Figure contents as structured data
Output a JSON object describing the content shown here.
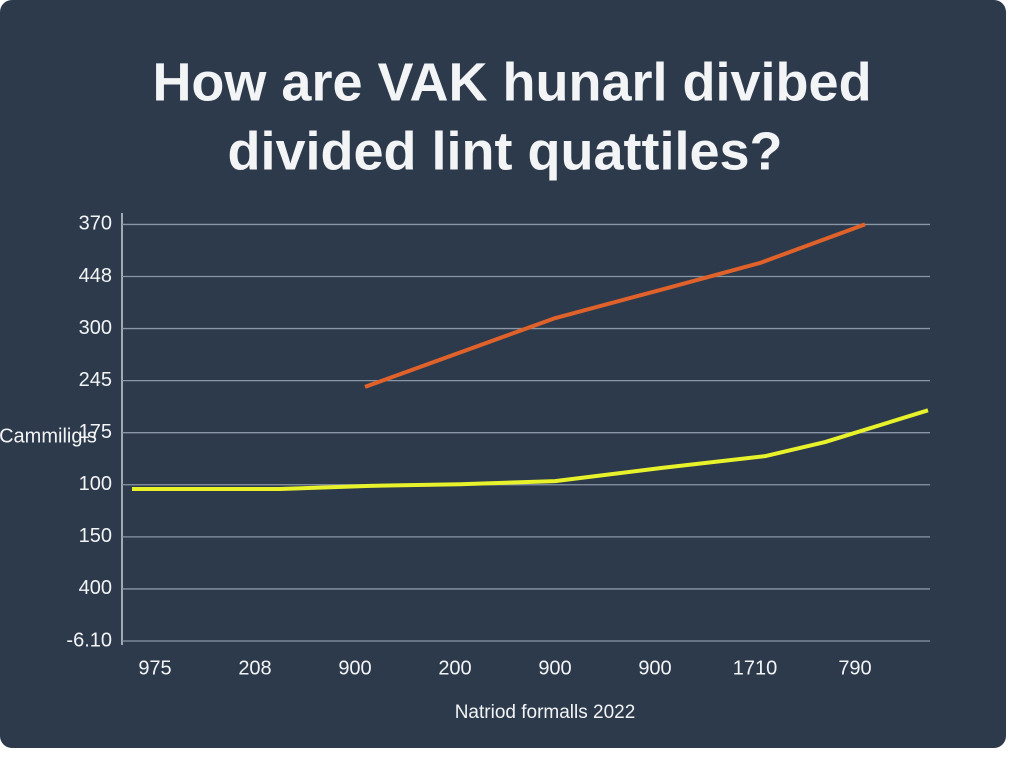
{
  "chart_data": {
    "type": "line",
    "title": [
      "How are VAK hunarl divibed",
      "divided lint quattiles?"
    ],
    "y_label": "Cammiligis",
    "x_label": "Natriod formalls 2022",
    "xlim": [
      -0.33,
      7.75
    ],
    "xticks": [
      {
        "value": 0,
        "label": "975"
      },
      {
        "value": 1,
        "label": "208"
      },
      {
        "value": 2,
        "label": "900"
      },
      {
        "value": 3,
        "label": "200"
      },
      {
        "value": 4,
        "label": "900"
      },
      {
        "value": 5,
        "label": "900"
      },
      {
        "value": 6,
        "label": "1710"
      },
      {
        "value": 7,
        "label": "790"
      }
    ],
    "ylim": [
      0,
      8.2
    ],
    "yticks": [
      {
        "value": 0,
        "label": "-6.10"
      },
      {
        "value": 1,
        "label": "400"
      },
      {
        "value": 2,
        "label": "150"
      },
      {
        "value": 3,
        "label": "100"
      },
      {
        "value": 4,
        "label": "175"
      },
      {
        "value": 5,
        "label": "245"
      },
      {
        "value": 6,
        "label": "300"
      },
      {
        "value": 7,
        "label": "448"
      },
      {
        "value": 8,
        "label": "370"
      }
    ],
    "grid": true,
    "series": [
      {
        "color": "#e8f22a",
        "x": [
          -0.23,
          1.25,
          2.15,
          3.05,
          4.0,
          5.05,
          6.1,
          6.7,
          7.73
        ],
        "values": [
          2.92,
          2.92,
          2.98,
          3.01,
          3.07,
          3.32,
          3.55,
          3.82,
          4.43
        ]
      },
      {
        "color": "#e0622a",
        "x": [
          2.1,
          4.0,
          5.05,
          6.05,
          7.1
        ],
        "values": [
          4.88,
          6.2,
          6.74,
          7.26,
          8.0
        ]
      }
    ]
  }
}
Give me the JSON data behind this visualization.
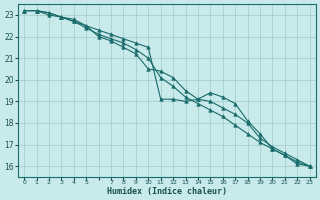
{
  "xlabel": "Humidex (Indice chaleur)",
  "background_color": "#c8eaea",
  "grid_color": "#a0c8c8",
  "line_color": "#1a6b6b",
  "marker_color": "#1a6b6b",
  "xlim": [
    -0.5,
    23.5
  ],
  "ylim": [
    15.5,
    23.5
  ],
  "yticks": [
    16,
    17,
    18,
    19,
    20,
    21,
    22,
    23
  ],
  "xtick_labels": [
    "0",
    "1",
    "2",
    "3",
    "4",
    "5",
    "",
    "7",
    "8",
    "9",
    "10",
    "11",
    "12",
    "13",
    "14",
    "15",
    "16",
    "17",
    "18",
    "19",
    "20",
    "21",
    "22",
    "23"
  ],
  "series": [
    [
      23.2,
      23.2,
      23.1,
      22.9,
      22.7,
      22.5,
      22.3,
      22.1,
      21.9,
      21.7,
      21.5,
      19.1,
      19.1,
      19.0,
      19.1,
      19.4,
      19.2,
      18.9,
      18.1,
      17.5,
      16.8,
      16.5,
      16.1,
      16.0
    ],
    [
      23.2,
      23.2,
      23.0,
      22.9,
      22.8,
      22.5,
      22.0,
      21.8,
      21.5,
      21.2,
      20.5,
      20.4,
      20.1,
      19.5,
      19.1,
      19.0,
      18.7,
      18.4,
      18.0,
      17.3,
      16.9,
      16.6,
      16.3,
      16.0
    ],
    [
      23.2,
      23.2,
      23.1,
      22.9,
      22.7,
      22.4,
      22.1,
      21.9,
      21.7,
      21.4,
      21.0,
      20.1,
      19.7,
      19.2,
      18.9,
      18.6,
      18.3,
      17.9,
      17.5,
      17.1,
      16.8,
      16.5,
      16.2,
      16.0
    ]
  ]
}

_Given task_
Your task is to reproduce all of the material exactly. The pictures stay out.

_Exercise solution_
Output a JSON object describing the content shown here.
{
  "chart_data": {
    "type": "line",
    "title": [
      "How are VAK hunarl divibed",
      "divided lint quattiles?"
    ],
    "y_label": "Cammiligis",
    "x_label": "Natriod formalls 2022",
    "xlim": [
      -0.33,
      7.75
    ],
    "xticks": [
      {
        "value": 0,
        "label": "975"
      },
      {
        "value": 1,
        "label": "208"
      },
      {
        "value": 2,
        "label": "900"
      },
      {
        "value": 3,
        "label": "200"
      },
      {
        "value": 4,
        "label": "900"
      },
      {
        "value": 5,
        "label": "900"
      },
      {
        "value": 6,
        "label": "1710"
      },
      {
        "value": 7,
        "label": "790"
      }
    ],
    "ylim": [
      0,
      8.2
    ],
    "yticks": [
      {
        "value": 0,
        "label": "-6.10"
      },
      {
        "value": 1,
        "label": "400"
      },
      {
        "value": 2,
        "label": "150"
      },
      {
        "value": 3,
        "label": "100"
      },
      {
        "value": 4,
        "label": "175"
      },
      {
        "value": 5,
        "label": "245"
      },
      {
        "value": 6,
        "label": "300"
      },
      {
        "value": 7,
        "label": "448"
      },
      {
        "value": 8,
        "label": "370"
      }
    ],
    "grid": true,
    "series": [
      {
        "color": "#e8f22a",
        "x": [
          -0.23,
          1.25,
          2.15,
          3.05,
          4.0,
          5.05,
          6.1,
          6.7,
          7.73
        ],
        "values": [
          2.92,
          2.92,
          2.98,
          3.01,
          3.07,
          3.32,
          3.55,
          3.82,
          4.43
        ]
      },
      {
        "color": "#e0622a",
        "x": [
          2.1,
          4.0,
          5.05,
          6.05,
          7.1
        ],
        "values": [
          4.88,
          6.2,
          6.74,
          7.26,
          8.0
        ]
      }
    ]
  }
}
Give me the JSON data behind this visualization.
{
  "xlabel": "Humidex (Indice chaleur)",
  "background_color": "#c8eaea",
  "grid_color": "#a0c8c8",
  "line_color": "#1a6b6b",
  "marker_color": "#1a6b6b",
  "xlim": [
    -0.5,
    23.5
  ],
  "ylim": [
    15.5,
    23.5
  ],
  "yticks": [
    16,
    17,
    18,
    19,
    20,
    21,
    22,
    23
  ],
  "xtick_labels": [
    "0",
    "1",
    "2",
    "3",
    "4",
    "5",
    "",
    "7",
    "8",
    "9",
    "10",
    "11",
    "12",
    "13",
    "14",
    "15",
    "16",
    "17",
    "18",
    "19",
    "20",
    "21",
    "22",
    "23"
  ],
  "series": [
    [
      23.2,
      23.2,
      23.1,
      22.9,
      22.7,
      22.5,
      22.3,
      22.1,
      21.9,
      21.7,
      21.5,
      19.1,
      19.1,
      19.0,
      19.1,
      19.4,
      19.2,
      18.9,
      18.1,
      17.5,
      16.8,
      16.5,
      16.1,
      16.0
    ],
    [
      23.2,
      23.2,
      23.0,
      22.9,
      22.8,
      22.5,
      22.0,
      21.8,
      21.5,
      21.2,
      20.5,
      20.4,
      20.1,
      19.5,
      19.1,
      19.0,
      18.7,
      18.4,
      18.0,
      17.3,
      16.9,
      16.6,
      16.3,
      16.0
    ],
    [
      23.2,
      23.2,
      23.1,
      22.9,
      22.7,
      22.4,
      22.1,
      21.9,
      21.7,
      21.4,
      21.0,
      20.1,
      19.7,
      19.2,
      18.9,
      18.6,
      18.3,
      17.9,
      17.5,
      17.1,
      16.8,
      16.5,
      16.2,
      16.0
    ]
  ]
}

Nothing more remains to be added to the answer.